[Figure dataset records]

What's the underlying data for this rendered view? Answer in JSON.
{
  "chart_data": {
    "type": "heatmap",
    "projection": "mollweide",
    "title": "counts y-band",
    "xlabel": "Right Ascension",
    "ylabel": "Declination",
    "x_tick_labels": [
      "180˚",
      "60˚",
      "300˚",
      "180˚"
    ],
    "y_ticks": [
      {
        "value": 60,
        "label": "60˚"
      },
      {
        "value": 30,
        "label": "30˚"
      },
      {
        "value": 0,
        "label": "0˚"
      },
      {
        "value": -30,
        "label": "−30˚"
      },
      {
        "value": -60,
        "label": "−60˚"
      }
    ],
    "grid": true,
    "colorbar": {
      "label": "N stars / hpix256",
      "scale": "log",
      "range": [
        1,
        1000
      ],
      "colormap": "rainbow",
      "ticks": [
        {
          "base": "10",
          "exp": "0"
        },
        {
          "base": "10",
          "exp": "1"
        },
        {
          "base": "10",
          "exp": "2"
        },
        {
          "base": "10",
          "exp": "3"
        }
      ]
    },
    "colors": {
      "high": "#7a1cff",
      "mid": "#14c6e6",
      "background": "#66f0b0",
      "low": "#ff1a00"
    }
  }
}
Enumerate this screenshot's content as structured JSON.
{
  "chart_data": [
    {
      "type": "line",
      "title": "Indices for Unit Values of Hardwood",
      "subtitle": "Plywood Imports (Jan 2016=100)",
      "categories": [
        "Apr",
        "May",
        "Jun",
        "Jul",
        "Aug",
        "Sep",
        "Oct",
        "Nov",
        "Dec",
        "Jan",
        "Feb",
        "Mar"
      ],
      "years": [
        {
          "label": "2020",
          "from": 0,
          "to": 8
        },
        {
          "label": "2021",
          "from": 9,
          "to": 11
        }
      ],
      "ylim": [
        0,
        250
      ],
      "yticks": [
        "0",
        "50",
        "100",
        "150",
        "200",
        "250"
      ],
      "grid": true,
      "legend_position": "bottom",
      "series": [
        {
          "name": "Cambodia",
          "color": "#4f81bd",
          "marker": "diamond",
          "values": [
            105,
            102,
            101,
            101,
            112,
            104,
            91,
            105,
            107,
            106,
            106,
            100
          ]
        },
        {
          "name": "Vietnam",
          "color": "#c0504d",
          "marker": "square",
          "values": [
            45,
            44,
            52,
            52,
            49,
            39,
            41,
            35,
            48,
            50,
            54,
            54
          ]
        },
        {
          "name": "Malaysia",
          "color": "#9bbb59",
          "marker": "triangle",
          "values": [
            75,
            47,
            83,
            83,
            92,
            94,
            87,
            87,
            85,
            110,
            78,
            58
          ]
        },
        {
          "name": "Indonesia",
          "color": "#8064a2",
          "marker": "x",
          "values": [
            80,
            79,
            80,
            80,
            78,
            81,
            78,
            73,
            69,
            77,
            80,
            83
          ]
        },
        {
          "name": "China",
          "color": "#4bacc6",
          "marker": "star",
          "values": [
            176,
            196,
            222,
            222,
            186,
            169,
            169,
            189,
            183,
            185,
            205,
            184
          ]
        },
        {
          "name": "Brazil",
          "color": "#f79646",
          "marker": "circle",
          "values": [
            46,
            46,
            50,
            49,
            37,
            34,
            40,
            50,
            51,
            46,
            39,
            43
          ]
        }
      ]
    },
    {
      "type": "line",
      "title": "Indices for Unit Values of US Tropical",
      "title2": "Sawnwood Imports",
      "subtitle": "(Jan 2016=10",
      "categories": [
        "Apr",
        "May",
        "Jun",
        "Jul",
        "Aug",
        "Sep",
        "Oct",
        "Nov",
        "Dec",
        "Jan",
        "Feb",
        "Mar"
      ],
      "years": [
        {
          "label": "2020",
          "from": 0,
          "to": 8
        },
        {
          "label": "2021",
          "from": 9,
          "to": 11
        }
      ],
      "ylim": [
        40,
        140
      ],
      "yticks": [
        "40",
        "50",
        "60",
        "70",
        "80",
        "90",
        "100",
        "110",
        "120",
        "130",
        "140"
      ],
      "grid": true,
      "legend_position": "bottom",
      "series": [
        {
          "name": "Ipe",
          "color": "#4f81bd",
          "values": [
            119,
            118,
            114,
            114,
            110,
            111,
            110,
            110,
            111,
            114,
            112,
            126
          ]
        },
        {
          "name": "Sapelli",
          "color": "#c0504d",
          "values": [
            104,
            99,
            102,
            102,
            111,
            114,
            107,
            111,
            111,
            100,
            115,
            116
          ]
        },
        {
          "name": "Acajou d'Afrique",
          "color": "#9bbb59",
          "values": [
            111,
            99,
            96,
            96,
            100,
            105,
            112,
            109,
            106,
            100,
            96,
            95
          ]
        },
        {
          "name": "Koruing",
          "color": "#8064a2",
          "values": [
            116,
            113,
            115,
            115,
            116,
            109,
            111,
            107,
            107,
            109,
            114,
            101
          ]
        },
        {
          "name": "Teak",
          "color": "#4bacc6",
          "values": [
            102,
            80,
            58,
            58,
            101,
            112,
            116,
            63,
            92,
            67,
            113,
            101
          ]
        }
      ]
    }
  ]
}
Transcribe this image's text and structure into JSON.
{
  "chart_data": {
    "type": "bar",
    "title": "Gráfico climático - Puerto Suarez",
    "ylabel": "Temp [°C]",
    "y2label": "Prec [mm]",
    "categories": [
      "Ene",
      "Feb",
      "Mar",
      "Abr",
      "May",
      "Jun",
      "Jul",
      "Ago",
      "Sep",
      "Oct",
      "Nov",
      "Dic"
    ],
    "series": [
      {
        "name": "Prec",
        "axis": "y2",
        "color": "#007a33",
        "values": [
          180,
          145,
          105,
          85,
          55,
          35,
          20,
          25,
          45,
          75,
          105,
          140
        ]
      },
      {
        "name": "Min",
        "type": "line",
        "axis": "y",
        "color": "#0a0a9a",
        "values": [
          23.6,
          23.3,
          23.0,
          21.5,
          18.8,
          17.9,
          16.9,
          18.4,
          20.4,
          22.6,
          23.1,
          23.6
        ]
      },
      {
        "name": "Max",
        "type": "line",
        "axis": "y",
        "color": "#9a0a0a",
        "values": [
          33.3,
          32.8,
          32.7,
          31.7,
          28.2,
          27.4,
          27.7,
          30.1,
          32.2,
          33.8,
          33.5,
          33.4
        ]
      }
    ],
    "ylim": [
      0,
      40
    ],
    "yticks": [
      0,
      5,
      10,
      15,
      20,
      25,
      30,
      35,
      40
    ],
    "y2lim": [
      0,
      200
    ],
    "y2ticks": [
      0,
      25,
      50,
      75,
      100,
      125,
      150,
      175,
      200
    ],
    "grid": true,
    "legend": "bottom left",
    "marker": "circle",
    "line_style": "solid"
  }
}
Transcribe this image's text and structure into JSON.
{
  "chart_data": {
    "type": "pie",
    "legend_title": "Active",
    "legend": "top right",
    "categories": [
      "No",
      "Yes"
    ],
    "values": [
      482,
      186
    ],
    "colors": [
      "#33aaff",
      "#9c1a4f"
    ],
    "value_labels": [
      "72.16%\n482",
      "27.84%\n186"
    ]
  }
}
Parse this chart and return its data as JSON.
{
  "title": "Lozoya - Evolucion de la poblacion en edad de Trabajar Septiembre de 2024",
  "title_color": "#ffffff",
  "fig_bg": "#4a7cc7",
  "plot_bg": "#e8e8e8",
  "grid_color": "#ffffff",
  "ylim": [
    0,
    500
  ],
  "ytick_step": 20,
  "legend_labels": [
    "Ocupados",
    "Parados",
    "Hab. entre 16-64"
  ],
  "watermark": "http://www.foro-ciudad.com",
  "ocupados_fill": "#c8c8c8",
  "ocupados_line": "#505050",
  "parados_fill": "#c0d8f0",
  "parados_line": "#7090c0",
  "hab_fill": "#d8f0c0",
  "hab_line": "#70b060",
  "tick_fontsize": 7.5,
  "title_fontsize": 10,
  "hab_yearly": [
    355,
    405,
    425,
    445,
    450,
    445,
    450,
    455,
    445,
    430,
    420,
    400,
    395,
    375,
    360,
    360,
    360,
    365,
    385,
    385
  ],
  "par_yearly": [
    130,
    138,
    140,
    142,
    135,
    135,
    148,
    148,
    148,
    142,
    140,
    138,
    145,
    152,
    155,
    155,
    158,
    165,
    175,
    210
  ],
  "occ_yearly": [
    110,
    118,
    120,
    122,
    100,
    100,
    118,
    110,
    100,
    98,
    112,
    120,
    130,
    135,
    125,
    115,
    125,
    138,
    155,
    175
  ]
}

** Exercise brief **
Find the word "type" and list each line it appears in.

** Solution **
    "type": "heatmap",
      "type": "line",
      "type": "line",
    "type": "bar",
        "type": "line",
        "type": "line",
    "type": "pie",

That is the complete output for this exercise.